• Material for this task
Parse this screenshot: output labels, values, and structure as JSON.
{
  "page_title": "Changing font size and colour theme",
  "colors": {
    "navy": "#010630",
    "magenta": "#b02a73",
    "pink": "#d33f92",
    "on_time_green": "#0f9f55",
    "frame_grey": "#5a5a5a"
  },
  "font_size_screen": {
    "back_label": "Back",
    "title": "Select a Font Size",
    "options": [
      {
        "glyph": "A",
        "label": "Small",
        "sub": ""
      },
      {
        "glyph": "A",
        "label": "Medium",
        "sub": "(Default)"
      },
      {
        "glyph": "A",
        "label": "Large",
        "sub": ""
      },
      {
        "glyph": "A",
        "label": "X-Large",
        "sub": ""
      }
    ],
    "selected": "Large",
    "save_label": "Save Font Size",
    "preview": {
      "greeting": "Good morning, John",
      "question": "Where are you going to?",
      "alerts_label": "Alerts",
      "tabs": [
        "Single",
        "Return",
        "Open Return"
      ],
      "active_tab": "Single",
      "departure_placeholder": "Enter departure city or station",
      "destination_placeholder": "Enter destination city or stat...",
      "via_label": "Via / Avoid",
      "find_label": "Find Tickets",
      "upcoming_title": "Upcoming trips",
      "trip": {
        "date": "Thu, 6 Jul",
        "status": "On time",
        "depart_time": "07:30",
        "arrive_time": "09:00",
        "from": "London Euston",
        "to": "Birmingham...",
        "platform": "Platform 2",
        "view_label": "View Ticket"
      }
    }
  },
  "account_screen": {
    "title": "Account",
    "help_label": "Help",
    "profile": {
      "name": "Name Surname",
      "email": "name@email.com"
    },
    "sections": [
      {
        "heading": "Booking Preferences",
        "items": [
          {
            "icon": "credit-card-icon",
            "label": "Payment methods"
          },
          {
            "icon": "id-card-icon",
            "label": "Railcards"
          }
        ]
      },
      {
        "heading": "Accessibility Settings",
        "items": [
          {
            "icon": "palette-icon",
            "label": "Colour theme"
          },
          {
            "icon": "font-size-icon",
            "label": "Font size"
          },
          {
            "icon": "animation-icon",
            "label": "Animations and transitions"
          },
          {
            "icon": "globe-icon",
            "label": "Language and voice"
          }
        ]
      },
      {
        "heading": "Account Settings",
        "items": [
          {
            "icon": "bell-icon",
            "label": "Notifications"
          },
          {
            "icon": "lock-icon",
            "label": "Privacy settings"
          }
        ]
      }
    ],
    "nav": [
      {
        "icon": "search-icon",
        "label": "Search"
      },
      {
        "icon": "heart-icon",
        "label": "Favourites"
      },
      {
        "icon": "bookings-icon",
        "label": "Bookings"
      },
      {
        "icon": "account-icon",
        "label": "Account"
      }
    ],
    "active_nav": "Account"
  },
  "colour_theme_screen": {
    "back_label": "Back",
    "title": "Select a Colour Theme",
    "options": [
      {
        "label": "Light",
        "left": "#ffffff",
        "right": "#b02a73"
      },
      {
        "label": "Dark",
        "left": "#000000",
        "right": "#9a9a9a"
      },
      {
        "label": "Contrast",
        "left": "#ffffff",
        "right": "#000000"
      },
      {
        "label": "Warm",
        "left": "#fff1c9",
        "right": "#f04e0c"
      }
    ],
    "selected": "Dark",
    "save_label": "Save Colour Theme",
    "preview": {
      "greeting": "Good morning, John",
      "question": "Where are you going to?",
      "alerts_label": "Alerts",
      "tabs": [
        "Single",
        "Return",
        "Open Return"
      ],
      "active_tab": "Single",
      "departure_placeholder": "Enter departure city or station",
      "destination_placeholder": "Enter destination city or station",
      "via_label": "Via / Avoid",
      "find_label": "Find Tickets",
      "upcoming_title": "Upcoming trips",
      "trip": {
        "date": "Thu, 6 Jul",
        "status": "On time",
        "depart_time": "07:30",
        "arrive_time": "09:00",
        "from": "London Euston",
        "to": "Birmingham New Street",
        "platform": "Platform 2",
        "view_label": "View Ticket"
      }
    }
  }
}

• Brief
Every line above should be printed again exactly as it stands.

• Complete output
Parse this screenshot: output labels, values, and structure as JSON.
{
  "page_title": "Changing font size and colour theme",
  "colors": {
    "navy": "#010630",
    "magenta": "#b02a73",
    "pink": "#d33f92",
    "on_time_green": "#0f9f55",
    "frame_grey": "#5a5a5a"
  },
  "font_size_screen": {
    "back_label": "Back",
    "title": "Select a Font Size",
    "options": [
      {
        "glyph": "A",
        "label": "Small",
        "sub": ""
      },
      {
        "glyph": "A",
        "label": "Medium",
        "sub": "(Default)"
      },
      {
        "glyph": "A",
        "label": "Large",
        "sub": ""
      },
      {
        "glyph": "A",
        "label": "X-Large",
        "sub": ""
      }
    ],
    "selected": "Large",
    "save_label": "Save Font Size",
    "preview": {
      "greeting": "Good morning, John",
      "question": "Where are you going to?",
      "alerts_label": "Alerts",
      "tabs": [
        "Single",
        "Return",
        "Open Return"
      ],
      "active_tab": "Single",
      "departure_placeholder": "Enter departure city or station",
      "destination_placeholder": "Enter destination city or stat...",
      "via_label": "Via / Avoid",
      "find_label": "Find Tickets",
      "upcoming_title": "Upcoming trips",
      "trip": {
        "date": "Thu, 6 Jul",
        "status": "On time",
        "depart_time": "07:30",
        "arrive_time": "09:00",
        "from": "London Euston",
        "to": "Birmingham...",
        "platform": "Platform 2",
        "view_label": "View Ticket"
      }
    }
  },
  "account_screen": {
    "title": "Account",
    "help_label": "Help",
    "profile": {
      "name": "Name Surname",
      "email": "name@email.com"
    },
    "sections": [
      {
        "heading": "Booking Preferences",
        "items": [
          {
            "icon": "credit-card-icon",
            "label": "Payment methods"
          },
          {
            "icon": "id-card-icon",
            "label": "Railcards"
          }
        ]
      },
      {
        "heading": "Accessibility Settings",
        "items": [
          {
            "icon": "palette-icon",
            "label": "Colour theme"
          },
          {
            "icon": "font-size-icon",
            "label": "Font size"
          },
          {
            "icon": "animation-icon",
            "label": "Animations and transitions"
          },
          {
            "icon": "globe-icon",
            "label": "Language and voice"
          }
        ]
      },
      {
        "heading": "Account Settings",
        "items": [
          {
            "icon": "bell-icon",
            "label": "Notifications"
          },
          {
            "icon": "lock-icon",
            "label": "Privacy settings"
          }
        ]
      }
    ],
    "nav": [
      {
        "icon": "search-icon",
        "label": "Search"
      },
      {
        "icon": "heart-icon",
        "label": "Favourites"
      },
      {
        "icon": "bookings-icon",
        "label": "Bookings"
      },
      {
        "icon": "account-icon",
        "label": "Account"
      }
    ],
    "active_nav": "Account"
  },
  "colour_theme_screen": {
    "back_label": "Back",
    "title": "Select a Colour Theme",
    "options": [
      {
        "label": "Light",
        "left": "#ffffff",
        "right": "#b02a73"
      },
      {
        "label": "Dark",
        "left": "#000000",
        "right": "#9a9a9a"
      },
      {
        "label": "Contrast",
        "left": "#ffffff",
        "right": "#000000"
      },
      {
        "label": "Warm",
        "left": "#fff1c9",
        "right": "#f04e0c"
      }
    ],
    "selected": "Dark",
    "save_label": "Save Colour Theme",
    "preview": {
      "greeting": "Good morning, John",
      "question": "Where are you going to?",
      "alerts_label": "Alerts",
      "tabs": [
        "Single",
        "Return",
        "Open Return"
      ],
      "active_tab": "Single",
      "departure_placeholder": "Enter departure city or station",
      "destination_placeholder": "Enter destination city or station",
      "via_label": "Via / Avoid",
      "find_label": "Find Tickets",
      "upcoming_title": "Upcoming trips",
      "trip": {
        "date": "Thu, 6 Jul",
        "status": "On time",
        "depart_time": "07:30",
        "arrive_time": "09:00",
        "from": "London Euston",
        "to": "Birmingham New Street",
        "platform": "Platform 2",
        "view_label": "View Ticket"
      }
    }
  }
}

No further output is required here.